— BEGIN Listed entries —

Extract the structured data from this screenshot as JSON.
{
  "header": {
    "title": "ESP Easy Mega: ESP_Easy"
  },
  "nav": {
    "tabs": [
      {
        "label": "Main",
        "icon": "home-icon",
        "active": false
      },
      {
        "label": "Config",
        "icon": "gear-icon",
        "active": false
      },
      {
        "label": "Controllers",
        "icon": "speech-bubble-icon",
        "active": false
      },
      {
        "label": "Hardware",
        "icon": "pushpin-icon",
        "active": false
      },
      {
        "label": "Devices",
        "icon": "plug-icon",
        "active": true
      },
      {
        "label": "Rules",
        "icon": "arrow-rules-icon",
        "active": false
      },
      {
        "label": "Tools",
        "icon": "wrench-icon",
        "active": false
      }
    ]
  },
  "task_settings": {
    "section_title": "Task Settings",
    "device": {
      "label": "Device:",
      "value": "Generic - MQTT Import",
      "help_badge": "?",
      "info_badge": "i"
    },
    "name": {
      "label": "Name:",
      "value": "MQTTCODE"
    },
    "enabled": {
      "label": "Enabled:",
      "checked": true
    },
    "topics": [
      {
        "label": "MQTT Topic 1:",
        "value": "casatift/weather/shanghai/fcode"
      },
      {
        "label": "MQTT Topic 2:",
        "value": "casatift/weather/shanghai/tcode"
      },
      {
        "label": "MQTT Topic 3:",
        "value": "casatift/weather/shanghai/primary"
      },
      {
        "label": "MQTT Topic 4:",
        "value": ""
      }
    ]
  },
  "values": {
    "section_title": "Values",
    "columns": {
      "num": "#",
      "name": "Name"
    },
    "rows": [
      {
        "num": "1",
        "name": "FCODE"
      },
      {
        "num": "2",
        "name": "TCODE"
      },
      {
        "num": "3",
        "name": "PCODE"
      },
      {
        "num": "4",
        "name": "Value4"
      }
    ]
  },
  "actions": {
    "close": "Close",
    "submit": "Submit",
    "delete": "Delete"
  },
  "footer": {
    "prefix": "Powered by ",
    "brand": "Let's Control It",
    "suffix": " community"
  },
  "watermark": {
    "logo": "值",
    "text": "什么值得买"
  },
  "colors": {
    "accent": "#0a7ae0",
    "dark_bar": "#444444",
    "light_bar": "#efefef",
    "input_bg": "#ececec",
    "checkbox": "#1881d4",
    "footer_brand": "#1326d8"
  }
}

— END Listed entries —

State the number of lines in these entries that include the string "icon". Provide nothing beyond that number.

▸ **Response for this exercise**
7